### Task statement:
Below are the records; pull every line that includes "spłacenie".

----- Input records -----

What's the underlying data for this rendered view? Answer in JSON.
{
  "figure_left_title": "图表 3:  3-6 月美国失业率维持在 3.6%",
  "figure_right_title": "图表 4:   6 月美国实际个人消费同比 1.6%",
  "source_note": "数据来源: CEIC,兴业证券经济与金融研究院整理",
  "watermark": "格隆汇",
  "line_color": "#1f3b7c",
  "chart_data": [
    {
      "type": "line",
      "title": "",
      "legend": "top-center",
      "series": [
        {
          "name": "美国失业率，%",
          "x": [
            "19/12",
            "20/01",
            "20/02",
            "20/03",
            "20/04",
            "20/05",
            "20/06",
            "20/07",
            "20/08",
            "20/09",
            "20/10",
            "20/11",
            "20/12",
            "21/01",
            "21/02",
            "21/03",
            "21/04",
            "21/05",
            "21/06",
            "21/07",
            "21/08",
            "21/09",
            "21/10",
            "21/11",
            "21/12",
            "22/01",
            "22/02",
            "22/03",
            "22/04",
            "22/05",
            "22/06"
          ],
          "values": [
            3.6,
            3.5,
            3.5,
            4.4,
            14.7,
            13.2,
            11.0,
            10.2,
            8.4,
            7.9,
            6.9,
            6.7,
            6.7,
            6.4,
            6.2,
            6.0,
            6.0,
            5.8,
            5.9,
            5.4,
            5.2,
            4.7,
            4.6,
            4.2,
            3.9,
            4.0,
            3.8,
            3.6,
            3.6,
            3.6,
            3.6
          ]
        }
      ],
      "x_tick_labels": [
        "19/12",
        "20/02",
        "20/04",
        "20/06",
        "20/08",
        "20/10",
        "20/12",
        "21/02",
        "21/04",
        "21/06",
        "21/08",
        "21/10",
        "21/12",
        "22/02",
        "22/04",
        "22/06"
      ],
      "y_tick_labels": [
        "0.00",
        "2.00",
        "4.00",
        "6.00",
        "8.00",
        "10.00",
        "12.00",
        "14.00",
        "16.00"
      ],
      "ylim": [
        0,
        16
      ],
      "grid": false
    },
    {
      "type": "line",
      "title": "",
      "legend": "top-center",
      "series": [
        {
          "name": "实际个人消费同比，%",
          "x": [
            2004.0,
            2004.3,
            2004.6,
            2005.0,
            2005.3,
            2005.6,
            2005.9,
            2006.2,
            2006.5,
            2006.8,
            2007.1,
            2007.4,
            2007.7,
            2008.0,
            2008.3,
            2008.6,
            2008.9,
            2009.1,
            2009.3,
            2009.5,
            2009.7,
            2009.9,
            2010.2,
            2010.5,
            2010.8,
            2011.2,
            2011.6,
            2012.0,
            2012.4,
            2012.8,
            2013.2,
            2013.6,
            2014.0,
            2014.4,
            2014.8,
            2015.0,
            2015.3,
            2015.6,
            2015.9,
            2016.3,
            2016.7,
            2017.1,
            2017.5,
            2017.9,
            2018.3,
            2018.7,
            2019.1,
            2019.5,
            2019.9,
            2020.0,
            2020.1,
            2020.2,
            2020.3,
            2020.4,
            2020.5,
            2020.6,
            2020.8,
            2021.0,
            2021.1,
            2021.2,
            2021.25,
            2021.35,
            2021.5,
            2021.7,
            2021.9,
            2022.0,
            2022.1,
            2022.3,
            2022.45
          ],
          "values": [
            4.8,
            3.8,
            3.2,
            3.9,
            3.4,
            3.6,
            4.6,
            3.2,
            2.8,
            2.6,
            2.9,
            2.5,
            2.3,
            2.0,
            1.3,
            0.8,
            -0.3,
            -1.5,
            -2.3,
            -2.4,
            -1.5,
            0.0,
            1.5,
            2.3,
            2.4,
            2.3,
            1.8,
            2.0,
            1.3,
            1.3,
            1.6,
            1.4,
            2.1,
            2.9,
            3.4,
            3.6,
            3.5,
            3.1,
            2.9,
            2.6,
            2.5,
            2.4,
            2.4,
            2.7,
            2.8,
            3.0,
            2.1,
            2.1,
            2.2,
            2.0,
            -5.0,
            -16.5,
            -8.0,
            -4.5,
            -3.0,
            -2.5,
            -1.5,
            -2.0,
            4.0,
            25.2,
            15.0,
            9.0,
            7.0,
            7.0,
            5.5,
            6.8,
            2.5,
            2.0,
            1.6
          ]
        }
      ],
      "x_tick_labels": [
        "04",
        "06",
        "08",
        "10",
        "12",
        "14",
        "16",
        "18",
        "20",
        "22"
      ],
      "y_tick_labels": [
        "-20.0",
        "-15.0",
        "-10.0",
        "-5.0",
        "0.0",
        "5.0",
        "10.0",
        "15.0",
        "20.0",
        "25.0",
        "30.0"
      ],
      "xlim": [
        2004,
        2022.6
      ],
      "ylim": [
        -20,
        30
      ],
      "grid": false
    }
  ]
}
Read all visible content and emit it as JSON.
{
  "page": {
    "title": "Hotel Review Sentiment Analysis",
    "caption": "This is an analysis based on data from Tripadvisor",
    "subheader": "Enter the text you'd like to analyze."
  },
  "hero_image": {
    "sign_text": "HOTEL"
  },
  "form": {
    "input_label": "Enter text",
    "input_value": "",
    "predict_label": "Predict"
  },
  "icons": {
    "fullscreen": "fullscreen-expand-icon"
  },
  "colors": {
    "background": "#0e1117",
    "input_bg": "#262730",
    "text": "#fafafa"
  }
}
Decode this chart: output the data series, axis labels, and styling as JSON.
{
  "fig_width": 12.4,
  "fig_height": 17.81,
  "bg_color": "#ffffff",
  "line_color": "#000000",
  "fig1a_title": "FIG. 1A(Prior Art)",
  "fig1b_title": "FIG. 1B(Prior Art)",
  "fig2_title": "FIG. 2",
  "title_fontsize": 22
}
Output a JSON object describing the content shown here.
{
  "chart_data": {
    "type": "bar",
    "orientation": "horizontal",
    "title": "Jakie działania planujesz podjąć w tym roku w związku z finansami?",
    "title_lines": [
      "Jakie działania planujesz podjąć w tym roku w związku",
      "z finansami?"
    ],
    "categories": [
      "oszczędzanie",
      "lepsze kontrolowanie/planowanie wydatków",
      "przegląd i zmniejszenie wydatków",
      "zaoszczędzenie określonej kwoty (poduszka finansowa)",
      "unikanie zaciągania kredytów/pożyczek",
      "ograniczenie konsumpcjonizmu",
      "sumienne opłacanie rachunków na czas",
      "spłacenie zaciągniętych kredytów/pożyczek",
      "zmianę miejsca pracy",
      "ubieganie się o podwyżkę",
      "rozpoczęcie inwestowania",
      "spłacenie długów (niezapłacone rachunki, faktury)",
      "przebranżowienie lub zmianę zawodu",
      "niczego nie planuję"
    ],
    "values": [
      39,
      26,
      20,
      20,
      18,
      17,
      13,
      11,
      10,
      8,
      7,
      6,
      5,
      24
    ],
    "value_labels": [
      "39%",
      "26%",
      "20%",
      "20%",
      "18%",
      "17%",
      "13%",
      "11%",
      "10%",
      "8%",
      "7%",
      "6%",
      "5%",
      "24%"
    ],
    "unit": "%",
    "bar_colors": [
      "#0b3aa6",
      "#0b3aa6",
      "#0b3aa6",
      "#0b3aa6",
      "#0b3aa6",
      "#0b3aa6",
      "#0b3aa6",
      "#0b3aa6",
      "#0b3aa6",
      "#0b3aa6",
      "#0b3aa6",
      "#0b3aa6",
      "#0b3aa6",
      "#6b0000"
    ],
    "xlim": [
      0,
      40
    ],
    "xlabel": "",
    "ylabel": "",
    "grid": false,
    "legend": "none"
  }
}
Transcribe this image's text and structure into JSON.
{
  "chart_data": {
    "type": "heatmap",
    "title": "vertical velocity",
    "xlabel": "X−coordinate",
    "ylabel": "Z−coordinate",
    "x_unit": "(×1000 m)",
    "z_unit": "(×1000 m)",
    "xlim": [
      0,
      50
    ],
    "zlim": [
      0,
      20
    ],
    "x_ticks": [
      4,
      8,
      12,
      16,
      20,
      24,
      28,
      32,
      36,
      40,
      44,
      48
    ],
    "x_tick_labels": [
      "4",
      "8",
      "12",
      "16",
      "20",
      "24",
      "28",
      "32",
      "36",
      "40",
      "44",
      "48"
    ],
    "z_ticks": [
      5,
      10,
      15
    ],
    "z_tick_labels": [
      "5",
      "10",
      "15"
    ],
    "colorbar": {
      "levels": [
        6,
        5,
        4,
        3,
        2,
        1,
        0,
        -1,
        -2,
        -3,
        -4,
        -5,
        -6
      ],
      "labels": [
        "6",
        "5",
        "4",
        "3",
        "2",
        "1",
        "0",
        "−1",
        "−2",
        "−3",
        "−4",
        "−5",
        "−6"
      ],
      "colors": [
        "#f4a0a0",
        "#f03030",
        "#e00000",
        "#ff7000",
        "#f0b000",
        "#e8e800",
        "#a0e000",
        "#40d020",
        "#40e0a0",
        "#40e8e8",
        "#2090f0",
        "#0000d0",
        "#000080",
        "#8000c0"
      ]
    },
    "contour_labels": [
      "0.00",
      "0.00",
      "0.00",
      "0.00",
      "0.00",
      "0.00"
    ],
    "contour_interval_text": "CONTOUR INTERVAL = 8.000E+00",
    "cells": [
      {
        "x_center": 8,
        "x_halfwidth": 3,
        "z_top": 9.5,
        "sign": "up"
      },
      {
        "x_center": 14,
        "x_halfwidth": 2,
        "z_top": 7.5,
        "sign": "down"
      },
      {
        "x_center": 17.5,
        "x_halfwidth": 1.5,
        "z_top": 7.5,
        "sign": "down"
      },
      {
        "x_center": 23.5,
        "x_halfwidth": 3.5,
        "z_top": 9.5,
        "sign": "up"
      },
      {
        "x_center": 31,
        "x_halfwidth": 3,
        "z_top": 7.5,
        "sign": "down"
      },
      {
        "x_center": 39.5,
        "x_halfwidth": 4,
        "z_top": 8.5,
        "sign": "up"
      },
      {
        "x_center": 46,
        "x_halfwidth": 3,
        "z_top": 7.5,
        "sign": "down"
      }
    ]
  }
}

-----

### Full output:
      "spłacenie zaciągniętych kredytów/pożyczek",
      "spłacenie długów (niezapłacone rachunki, faktury)",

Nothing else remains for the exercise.